Set down the material below in full, matching it exactly.

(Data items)
◆ ◆ ◆

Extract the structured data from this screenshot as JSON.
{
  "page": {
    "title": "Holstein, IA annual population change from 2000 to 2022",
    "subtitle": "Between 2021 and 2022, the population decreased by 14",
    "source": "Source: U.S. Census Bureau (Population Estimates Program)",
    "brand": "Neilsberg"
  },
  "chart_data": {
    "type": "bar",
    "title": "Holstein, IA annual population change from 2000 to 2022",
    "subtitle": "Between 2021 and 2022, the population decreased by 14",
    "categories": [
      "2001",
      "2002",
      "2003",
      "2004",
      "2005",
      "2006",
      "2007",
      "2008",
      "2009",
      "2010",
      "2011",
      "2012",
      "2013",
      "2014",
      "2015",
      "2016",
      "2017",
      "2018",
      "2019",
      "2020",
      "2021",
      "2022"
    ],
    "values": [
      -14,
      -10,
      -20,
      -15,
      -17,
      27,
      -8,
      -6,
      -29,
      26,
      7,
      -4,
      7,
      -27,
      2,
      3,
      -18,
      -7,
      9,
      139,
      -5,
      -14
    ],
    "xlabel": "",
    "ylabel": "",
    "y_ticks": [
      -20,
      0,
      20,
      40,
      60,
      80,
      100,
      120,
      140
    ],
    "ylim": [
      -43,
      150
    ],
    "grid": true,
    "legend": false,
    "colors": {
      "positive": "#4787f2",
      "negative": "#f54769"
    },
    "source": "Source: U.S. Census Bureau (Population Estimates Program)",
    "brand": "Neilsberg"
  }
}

◆ ◆ ◆

**Output of the task:**
Extract the structured data from this screenshot as JSON.
{
  "page": {
    "title": "Holstein, IA annual population change from 2000 to 2022",
    "subtitle": "Between 2021 and 2022, the population decreased by 14",
    "source": "Source: U.S. Census Bureau (Population Estimates Program)",
    "brand": "Neilsberg"
  },
  "chart_data": {
    "type": "bar",
    "title": "Holstein, IA annual population change from 2000 to 2022",
    "subtitle": "Between 2021 and 2022, the population decreased by 14",
    "categories": [
      "2001",
      "2002",
      "2003",
      "2004",
      "2005",
      "2006",
      "2007",
      "2008",
      "2009",
      "2010",
      "2011",
      "2012",
      "2013",
      "2014",
      "2015",
      "2016",
      "2017",
      "2018",
      "2019",
      "2020",
      "2021",
      "2022"
    ],
    "values": [
      -14,
      -10,
      -20,
      -15,
      -17,
      27,
      -8,
      -6,
      -29,
      26,
      7,
      -4,
      7,
      -27,
      2,
      3,
      -18,
      -7,
      9,
      139,
      -5,
      -14
    ],
    "xlabel": "",
    "ylabel": "",
    "y_ticks": [
      -20,
      0,
      20,
      40,
      60,
      80,
      100,
      120,
      140
    ],
    "ylim": [
      -43,
      150
    ],
    "grid": true,
    "legend": false,
    "colors": {
      "positive": "#4787f2",
      "negative": "#f54769"
    },
    "source": "Source: U.S. Census Bureau (Population Estimates Program)",
    "brand": "Neilsberg"
  }
}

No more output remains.